● WHAT YOU ARE ASKED TO DO: Without the pictures, return each record as it appears.
** START **
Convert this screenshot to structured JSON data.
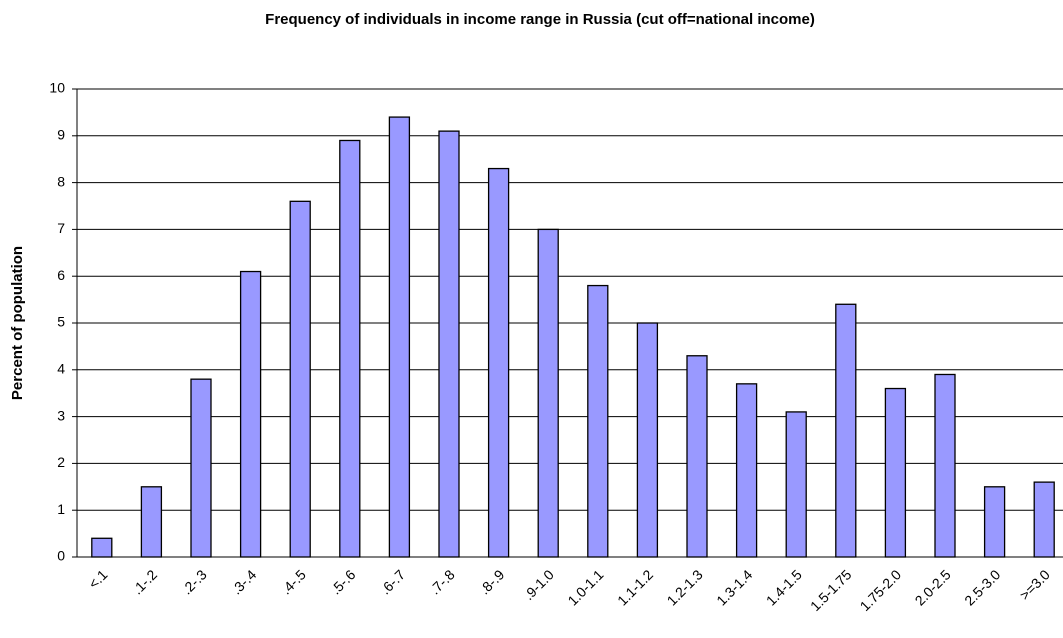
{
  "chart_data": {
    "type": "bar",
    "title": "Frequency of individuals in income range in Russia (cut off=national income)",
    "y_label": "Percent of population",
    "categories": [
      "<.1",
      ".1-.2",
      ".2-.3",
      ".3-.4",
      ".4-.5",
      ".5-.6",
      ".6-.7",
      ".7-.8",
      ".8-.9",
      ".9-1.0",
      "1.0-1.1",
      "1.1-1.2",
      "1.2-1.3",
      "1.3-1.4",
      "1.4-1.5",
      "1.5-1.75",
      "1.75-2.0",
      "2.0-2.5",
      "2.5-3.0",
      ">=3.0"
    ],
    "values": [
      0.4,
      1.5,
      3.8,
      6.1,
      7.6,
      8.9,
      9.4,
      9.1,
      8.3,
      7.0,
      5.8,
      5.0,
      4.3,
      3.7,
      3.1,
      5.4,
      3.6,
      3.9,
      1.5,
      1.6
    ],
    "color": "#9999ff",
    "ylim": [
      0,
      10
    ],
    "yticks": [
      0,
      1,
      2,
      3,
      4,
      5,
      6,
      7,
      8,
      9,
      10
    ],
    "grid": true
  }
}
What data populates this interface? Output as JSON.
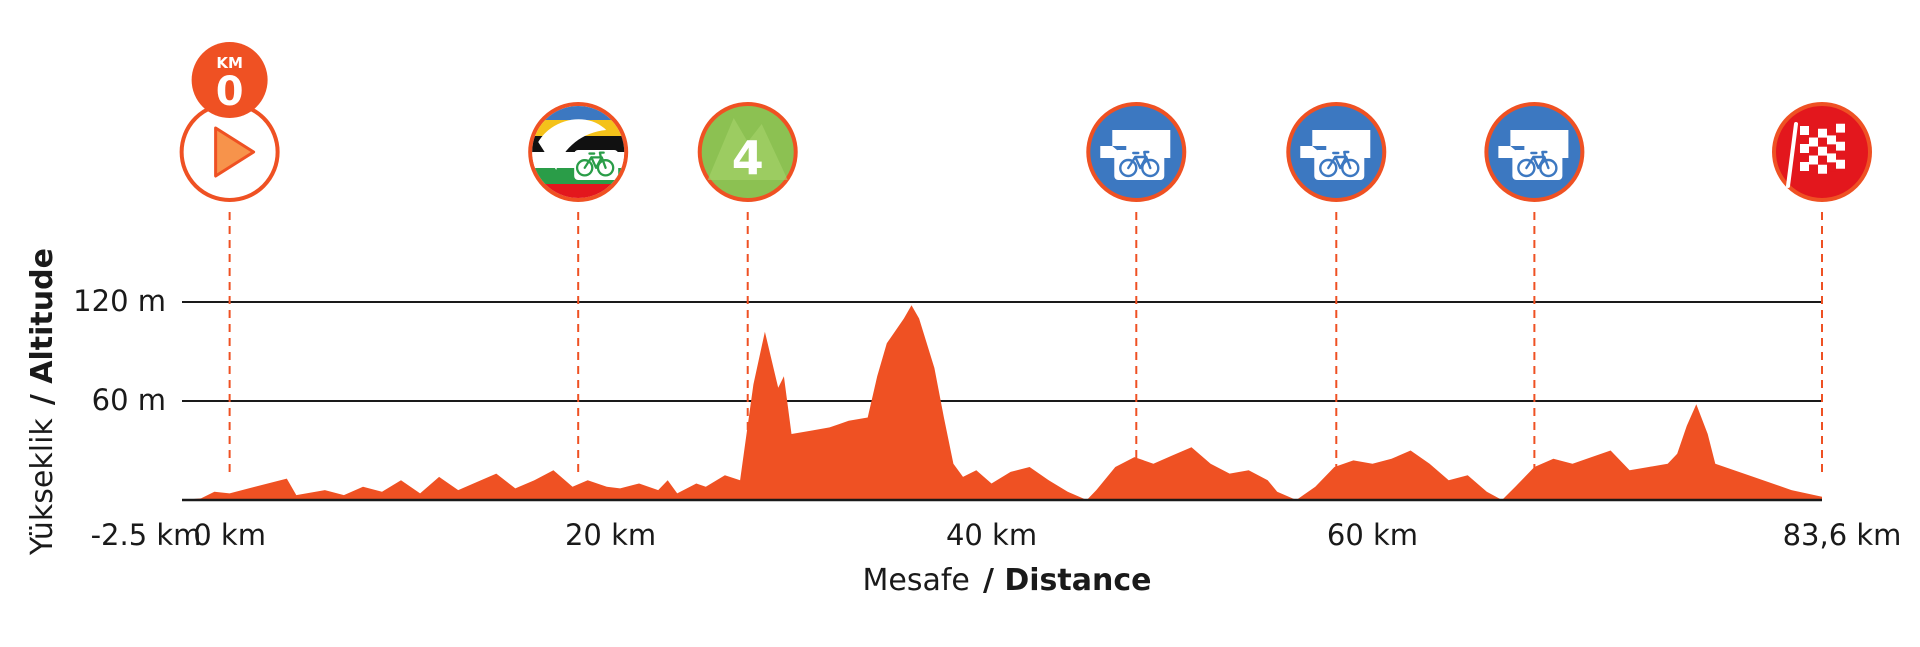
{
  "colors": {
    "accent": "#ef5123",
    "marker_blue": "#3c78c1",
    "climb_green": "#8cc152",
    "finish_red": "#e3171d",
    "gridline": "#1a1a1a",
    "text": "#1a1a1a"
  },
  "chart_data": {
    "type": "area",
    "x_axis": {
      "title_primary": "Mesafe",
      "title_secondary": "/ Distance",
      "range_km": [
        -2.5,
        83.6
      ],
      "ticks": [
        {
          "value": -2.5,
          "label": "-2.5 km"
        },
        {
          "value": 0,
          "label": "0 km"
        },
        {
          "value": 20,
          "label": "20 km"
        },
        {
          "value": 40,
          "label": "40 km"
        },
        {
          "value": 60,
          "label": "60 km"
        },
        {
          "value": 83.6,
          "label": "83,6 km"
        }
      ]
    },
    "y_axis": {
      "title_primary": "Yükseklik",
      "title_secondary": "/ Altitude",
      "range_m": [
        0,
        120
      ],
      "ticks": [
        {
          "value": 60,
          "label": "60 m"
        },
        {
          "value": 120,
          "label": "120 m"
        }
      ],
      "gridlines_at": [
        0,
        60,
        120
      ]
    },
    "series": [
      {
        "color": "#ef5123",
        "points": [
          [
            -2.5,
            0
          ],
          [
            -1.5,
            1
          ],
          [
            -0.8,
            5
          ],
          [
            0,
            4
          ],
          [
            1,
            7
          ],
          [
            2,
            10
          ],
          [
            3,
            13
          ],
          [
            3.5,
            3
          ],
          [
            5,
            6
          ],
          [
            6,
            3
          ],
          [
            7,
            8
          ],
          [
            8,
            5
          ],
          [
            9,
            12
          ],
          [
            10,
            4
          ],
          [
            11,
            14
          ],
          [
            12,
            6
          ],
          [
            13,
            11
          ],
          [
            14,
            16
          ],
          [
            15,
            7
          ],
          [
            16,
            12
          ],
          [
            17,
            18
          ],
          [
            18,
            8
          ],
          [
            18.8,
            12
          ],
          [
            19.8,
            8
          ],
          [
            20.5,
            7
          ],
          [
            21.5,
            10
          ],
          [
            22.5,
            6
          ],
          [
            23,
            12
          ],
          [
            23.5,
            4
          ],
          [
            24.5,
            10
          ],
          [
            25,
            8
          ],
          [
            26,
            15
          ],
          [
            26.8,
            12
          ],
          [
            27.5,
            70
          ],
          [
            28.1,
            102
          ],
          [
            28.8,
            68
          ],
          [
            29.1,
            75
          ],
          [
            29.5,
            40
          ],
          [
            30.5,
            42
          ],
          [
            31.5,
            44
          ],
          [
            32,
            46
          ],
          [
            32.5,
            48
          ],
          [
            33.5,
            50
          ],
          [
            34,
            75
          ],
          [
            34.5,
            95
          ],
          [
            35.4,
            110
          ],
          [
            35.8,
            118
          ],
          [
            36.2,
            110
          ],
          [
            37,
            80
          ],
          [
            37.5,
            50
          ],
          [
            38,
            22
          ],
          [
            38.5,
            14
          ],
          [
            39.2,
            18
          ],
          [
            40,
            10
          ],
          [
            41,
            17
          ],
          [
            42,
            20
          ],
          [
            43,
            12
          ],
          [
            44,
            5
          ],
          [
            45,
            0
          ],
          [
            45.5,
            6
          ],
          [
            46.5,
            20
          ],
          [
            47.5,
            26
          ],
          [
            48.5,
            22
          ],
          [
            49.5,
            27
          ],
          [
            50.5,
            32
          ],
          [
            51.5,
            22
          ],
          [
            52.5,
            16
          ],
          [
            53.5,
            18
          ],
          [
            54.5,
            12
          ],
          [
            55,
            5
          ],
          [
            56,
            0
          ],
          [
            57,
            8
          ],
          [
            58,
            20
          ],
          [
            59,
            24
          ],
          [
            60,
            22
          ],
          [
            61,
            25
          ],
          [
            62,
            30
          ],
          [
            63,
            22
          ],
          [
            64,
            12
          ],
          [
            65,
            15
          ],
          [
            66,
            5
          ],
          [
            66.8,
            0
          ],
          [
            67.5,
            8
          ],
          [
            68.5,
            20
          ],
          [
            69.5,
            25
          ],
          [
            70.5,
            22
          ],
          [
            71.5,
            26
          ],
          [
            72.5,
            30
          ],
          [
            73.5,
            18
          ],
          [
            74.5,
            20
          ],
          [
            75.5,
            22
          ],
          [
            76,
            28
          ],
          [
            76.5,
            45
          ],
          [
            77,
            58
          ],
          [
            77.6,
            40
          ],
          [
            78,
            22
          ],
          [
            80,
            14
          ],
          [
            82,
            6
          ],
          [
            83.6,
            2
          ]
        ]
      }
    ],
    "markers": [
      {
        "icon": "start-play-icon",
        "km": 0,
        "km_label_small": "KM",
        "km_label_big": "0"
      },
      {
        "icon": "intermediate-sprint-jersey-icon",
        "km": 18.3
      },
      {
        "icon": "category-4-climb-icon",
        "km": 27.2,
        "label": "4"
      },
      {
        "icon": "feed-zone-icon",
        "km": 47.6
      },
      {
        "icon": "feed-zone-icon",
        "km": 58.1
      },
      {
        "icon": "feed-zone-icon",
        "km": 68.5
      },
      {
        "icon": "finish-flag-icon",
        "km": 83.6
      }
    ]
  }
}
** END **
● REPLY TO THE EXERCISE:
Convert this screenshot to structured JSON data.
{
  "chart_data": {
    "type": "bar",
    "title": "Frequency of individuals in income range in Russia (cut off=national income)",
    "y_label": "Percent of population",
    "categories": [
      "<.1",
      ".1-.2",
      ".2-.3",
      ".3-.4",
      ".4-.5",
      ".5-.6",
      ".6-.7",
      ".7-.8",
      ".8-.9",
      ".9-1.0",
      "1.0-1.1",
      "1.1-1.2",
      "1.2-1.3",
      "1.3-1.4",
      "1.4-1.5",
      "1.5-1.75",
      "1.75-2.0",
      "2.0-2.5",
      "2.5-3.0",
      ">=3.0"
    ],
    "values": [
      0.4,
      1.5,
      3.8,
      6.1,
      7.6,
      8.9,
      9.4,
      9.1,
      8.3,
      7.0,
      5.8,
      5.0,
      4.3,
      3.7,
      3.1,
      5.4,
      3.6,
      3.9,
      1.5,
      1.6
    ],
    "color": "#9999ff",
    "ylim": [
      0,
      10
    ],
    "yticks": [
      0,
      1,
      2,
      3,
      4,
      5,
      6,
      7,
      8,
      9,
      10
    ],
    "grid": true
  }
}
What data populates this interface? Output as JSON.
{
  "colors": {
    "accent": "#ef5123",
    "marker_blue": "#3c78c1",
    "climb_green": "#8cc152",
    "finish_red": "#e3171d",
    "gridline": "#1a1a1a",
    "text": "#1a1a1a"
  },
  "chart_data": {
    "type": "area",
    "x_axis": {
      "title_primary": "Mesafe",
      "title_secondary": "/ Distance",
      "range_km": [
        -2.5,
        83.6
      ],
      "ticks": [
        {
          "value": -2.5,
          "label": "-2.5 km"
        },
        {
          "value": 0,
          "label": "0 km"
        },
        {
          "value": 20,
          "label": "20 km"
        },
        {
          "value": 40,
          "label": "40 km"
        },
        {
          "value": 60,
          "label": "60 km"
        },
        {
          "value": 83.6,
          "label": "83,6 km"
        }
      ]
    },
    "y_axis": {
      "title_primary": "Yükseklik",
      "title_secondary": "/ Altitude",
      "range_m": [
        0,
        120
      ],
      "ticks": [
        {
          "value": 60,
          "label": "60 m"
        },
        {
          "value": 120,
          "label": "120 m"
        }
      ],
      "gridlines_at": [
        0,
        60,
        120
      ]
    },
    "series": [
      {
        "color": "#ef5123",
        "points": [
          [
            -2.5,
            0
          ],
          [
            -1.5,
            1
          ],
          [
            -0.8,
            5
          ],
          [
            0,
            4
          ],
          [
            1,
            7
          ],
          [
            2,
            10
          ],
          [
            3,
            13
          ],
          [
            3.5,
            3
          ],
          [
            5,
            6
          ],
          [
            6,
            3
          ],
          [
            7,
            8
          ],
          [
            8,
            5
          ],
          [
            9,
            12
          ],
          [
            10,
            4
          ],
          [
            11,
            14
          ],
          [
            12,
            6
          ],
          [
            13,
            11
          ],
          [
            14,
            16
          ],
          [
            15,
            7
          ],
          [
            16,
            12
          ],
          [
            17,
            18
          ],
          [
            18,
            8
          ],
          [
            18.8,
            12
          ],
          [
            19.8,
            8
          ],
          [
            20.5,
            7
          ],
          [
            21.5,
            10
          ],
          [
            22.5,
            6
          ],
          [
            23,
            12
          ],
          [
            23.5,
            4
          ],
          [
            24.5,
            10
          ],
          [
            25,
            8
          ],
          [
            26,
            15
          ],
          [
            26.8,
            12
          ],
          [
            27.5,
            70
          ],
          [
            28.1,
            102
          ],
          [
            28.8,
            68
          ],
          [
            29.1,
            75
          ],
          [
            29.5,
            40
          ],
          [
            30.5,
            42
          ],
          [
            31.5,
            44
          ],
          [
            32,
            46
          ],
          [
            32.5,
            48
          ],
          [
            33.5,
            50
          ],
          [
            34,
            75
          ],
          [
            34.5,
            95
          ],
          [
            35.4,
            110
          ],
          [
            35.8,
            118
          ],
          [
            36.2,
            110
          ],
          [
            37,
            80
          ],
          [
            37.5,
            50
          ],
          [
            38,
            22
          ],
          [
            38.5,
            14
          ],
          [
            39.2,
            18
          ],
          [
            40,
            10
          ],
          [
            41,
            17
          ],
          [
            42,
            20
          ],
          [
            43,
            12
          ],
          [
            44,
            5
          ],
          [
            45,
            0
          ],
          [
            45.5,
            6
          ],
          [
            46.5,
            20
          ],
          [
            47.5,
            26
          ],
          [
            48.5,
            22
          ],
          [
            49.5,
            27
          ],
          [
            50.5,
            32
          ],
          [
            51.5,
            22
          ],
          [
            52.5,
            16
          ],
          [
            53.5,
            18
          ],
          [
            54.5,
            12
          ],
          [
            55,
            5
          ],
          [
            56,
            0
          ],
          [
            57,
            8
          ],
          [
            58,
            20
          ],
          [
            59,
            24
          ],
          [
            60,
            22
          ],
          [
            61,
            25
          ],
          [
            62,
            30
          ],
          [
            63,
            22
          ],
          [
            64,
            12
          ],
          [
            65,
            15
          ],
          [
            66,
            5
          ],
          [
            66.8,
            0
          ],
          [
            67.5,
            8
          ],
          [
            68.5,
            20
          ],
          [
            69.5,
            25
          ],
          [
            70.5,
            22
          ],
          [
            71.5,
            26
          ],
          [
            72.5,
            30
          ],
          [
            73.5,
            18
          ],
          [
            74.5,
            20
          ],
          [
            75.5,
            22
          ],
          [
            76,
            28
          ],
          [
            76.5,
            45
          ],
          [
            77,
            58
          ],
          [
            77.6,
            40
          ],
          [
            78,
            22
          ],
          [
            80,
            14
          ],
          [
            82,
            6
          ],
          [
            83.6,
            2
          ]
        ]
      }
    ],
    "markers": [
      {
        "icon": "start-play-icon",
        "km": 0,
        "km_label_small": "KM",
        "km_label_big": "0"
      },
      {
        "icon": "intermediate-sprint-jersey-icon",
        "km": 18.3
      },
      {
        "icon": "category-4-climb-icon",
        "km": 27.2,
        "label": "4"
      },
      {
        "icon": "feed-zone-icon",
        "km": 47.6
      },
      {
        "icon": "feed-zone-icon",
        "km": 58.1
      },
      {
        "icon": "feed-zone-icon",
        "km": 68.5
      },
      {
        "icon": "finish-flag-icon",
        "km": 83.6
      }
    ]
  }
}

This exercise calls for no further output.